Copy the records from the beginning through the line containing "explore-tile-label: Wilderness Information", both ends included, substituting "cart-icon" for "basket-icon" and changing nothing else.

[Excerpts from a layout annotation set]
╔══

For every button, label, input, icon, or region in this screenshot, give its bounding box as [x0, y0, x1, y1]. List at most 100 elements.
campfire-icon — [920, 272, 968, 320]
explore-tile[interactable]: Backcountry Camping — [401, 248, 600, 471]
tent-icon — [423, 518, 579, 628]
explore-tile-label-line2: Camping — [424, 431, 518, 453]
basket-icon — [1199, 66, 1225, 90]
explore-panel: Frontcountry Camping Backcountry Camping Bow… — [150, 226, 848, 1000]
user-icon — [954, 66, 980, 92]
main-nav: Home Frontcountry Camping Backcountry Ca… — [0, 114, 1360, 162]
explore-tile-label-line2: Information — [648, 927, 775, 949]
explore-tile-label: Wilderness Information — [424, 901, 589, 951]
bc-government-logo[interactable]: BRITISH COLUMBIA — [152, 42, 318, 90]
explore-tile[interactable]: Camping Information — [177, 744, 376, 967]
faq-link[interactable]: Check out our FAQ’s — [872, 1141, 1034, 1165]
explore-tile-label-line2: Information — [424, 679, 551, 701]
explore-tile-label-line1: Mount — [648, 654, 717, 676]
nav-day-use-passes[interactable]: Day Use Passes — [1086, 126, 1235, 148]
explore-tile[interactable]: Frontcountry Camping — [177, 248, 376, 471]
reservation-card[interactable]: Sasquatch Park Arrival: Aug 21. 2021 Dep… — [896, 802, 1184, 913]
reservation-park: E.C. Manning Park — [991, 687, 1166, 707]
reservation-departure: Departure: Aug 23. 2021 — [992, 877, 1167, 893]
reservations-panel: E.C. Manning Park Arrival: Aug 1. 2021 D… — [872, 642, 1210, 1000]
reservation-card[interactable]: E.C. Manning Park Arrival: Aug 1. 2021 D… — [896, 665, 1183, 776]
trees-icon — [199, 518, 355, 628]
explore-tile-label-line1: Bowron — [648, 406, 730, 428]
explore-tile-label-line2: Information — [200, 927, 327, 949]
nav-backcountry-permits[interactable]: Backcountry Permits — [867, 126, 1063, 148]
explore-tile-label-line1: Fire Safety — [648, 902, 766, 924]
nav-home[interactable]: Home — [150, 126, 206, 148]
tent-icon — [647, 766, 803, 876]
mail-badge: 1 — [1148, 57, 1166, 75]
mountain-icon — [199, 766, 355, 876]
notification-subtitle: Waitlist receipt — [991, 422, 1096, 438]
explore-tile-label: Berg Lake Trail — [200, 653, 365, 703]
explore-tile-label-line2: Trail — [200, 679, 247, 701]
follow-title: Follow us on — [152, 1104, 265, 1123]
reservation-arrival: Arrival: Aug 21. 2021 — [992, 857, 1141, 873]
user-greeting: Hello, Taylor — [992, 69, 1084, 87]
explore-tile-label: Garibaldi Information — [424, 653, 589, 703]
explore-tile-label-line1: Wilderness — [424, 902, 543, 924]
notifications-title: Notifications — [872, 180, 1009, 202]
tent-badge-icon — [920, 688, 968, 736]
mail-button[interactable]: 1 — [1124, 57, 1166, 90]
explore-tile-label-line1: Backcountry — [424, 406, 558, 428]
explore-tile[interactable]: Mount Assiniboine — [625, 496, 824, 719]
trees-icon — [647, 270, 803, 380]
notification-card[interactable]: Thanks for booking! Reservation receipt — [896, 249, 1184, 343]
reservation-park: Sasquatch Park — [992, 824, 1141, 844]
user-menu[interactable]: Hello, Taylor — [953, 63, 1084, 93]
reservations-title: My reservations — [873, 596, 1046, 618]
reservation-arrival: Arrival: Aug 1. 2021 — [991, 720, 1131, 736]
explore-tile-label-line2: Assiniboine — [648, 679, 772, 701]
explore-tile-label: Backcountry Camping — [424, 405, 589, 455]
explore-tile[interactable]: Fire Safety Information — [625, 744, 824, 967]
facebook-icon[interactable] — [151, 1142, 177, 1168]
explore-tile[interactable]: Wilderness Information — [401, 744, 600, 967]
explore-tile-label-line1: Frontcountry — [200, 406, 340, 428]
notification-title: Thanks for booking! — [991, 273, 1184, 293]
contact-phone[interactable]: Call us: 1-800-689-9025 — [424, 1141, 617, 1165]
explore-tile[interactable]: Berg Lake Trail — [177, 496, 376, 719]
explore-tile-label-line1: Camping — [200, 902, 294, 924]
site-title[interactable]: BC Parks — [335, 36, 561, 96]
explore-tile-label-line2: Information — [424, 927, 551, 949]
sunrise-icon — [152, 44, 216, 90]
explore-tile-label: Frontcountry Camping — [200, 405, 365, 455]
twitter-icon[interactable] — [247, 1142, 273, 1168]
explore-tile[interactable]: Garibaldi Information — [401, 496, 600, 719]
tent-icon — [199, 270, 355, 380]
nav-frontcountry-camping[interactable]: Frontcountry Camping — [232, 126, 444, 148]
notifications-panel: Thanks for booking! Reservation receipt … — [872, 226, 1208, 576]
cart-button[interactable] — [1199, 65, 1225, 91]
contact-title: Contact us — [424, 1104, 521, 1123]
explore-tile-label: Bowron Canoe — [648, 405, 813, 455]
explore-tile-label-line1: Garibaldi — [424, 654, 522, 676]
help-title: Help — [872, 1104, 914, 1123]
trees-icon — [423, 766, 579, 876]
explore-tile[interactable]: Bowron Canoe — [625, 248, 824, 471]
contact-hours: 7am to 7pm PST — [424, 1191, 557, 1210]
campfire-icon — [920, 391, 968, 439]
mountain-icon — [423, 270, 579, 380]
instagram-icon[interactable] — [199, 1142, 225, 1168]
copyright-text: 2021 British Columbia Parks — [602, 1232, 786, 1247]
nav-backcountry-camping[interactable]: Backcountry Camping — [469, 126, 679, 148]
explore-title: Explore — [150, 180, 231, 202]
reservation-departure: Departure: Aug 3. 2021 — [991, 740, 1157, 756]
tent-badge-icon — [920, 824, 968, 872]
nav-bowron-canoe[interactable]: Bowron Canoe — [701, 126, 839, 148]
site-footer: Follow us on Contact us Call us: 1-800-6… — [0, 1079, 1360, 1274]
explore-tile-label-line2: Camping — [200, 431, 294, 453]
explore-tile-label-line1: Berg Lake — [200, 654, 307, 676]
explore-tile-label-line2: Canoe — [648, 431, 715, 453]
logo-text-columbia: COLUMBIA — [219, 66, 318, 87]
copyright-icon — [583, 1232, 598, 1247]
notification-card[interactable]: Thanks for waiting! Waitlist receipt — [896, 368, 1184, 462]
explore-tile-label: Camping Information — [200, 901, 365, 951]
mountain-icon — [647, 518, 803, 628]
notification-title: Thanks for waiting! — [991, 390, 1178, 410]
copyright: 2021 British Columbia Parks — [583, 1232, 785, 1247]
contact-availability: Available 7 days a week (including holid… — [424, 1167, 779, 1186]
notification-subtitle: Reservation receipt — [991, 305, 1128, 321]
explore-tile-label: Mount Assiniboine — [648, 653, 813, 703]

╚══

→ **ANSWER FOR THIS EXERCISE**:
For every button, label, input, icon, or region in this screenshot, give its bounding box as [x0, y0, x1, y1]. List at most 100 elements.
campfire-icon — [920, 272, 968, 320]
explore-tile[interactable]: Backcountry Camping — [401, 248, 600, 471]
tent-icon — [423, 518, 579, 628]
explore-tile-label-line2: Camping — [424, 431, 518, 453]
cart-icon — [1199, 66, 1225, 90]
explore-panel: Frontcountry Camping Backcountry Camping Bow… — [150, 226, 848, 1000]
user-icon — [954, 66, 980, 92]
main-nav: Home Frontcountry Camping Backcountry Ca… — [0, 114, 1360, 162]
explore-tile-label-line2: Information — [648, 927, 775, 949]
explore-tile-label: Wilderness Information — [424, 901, 589, 951]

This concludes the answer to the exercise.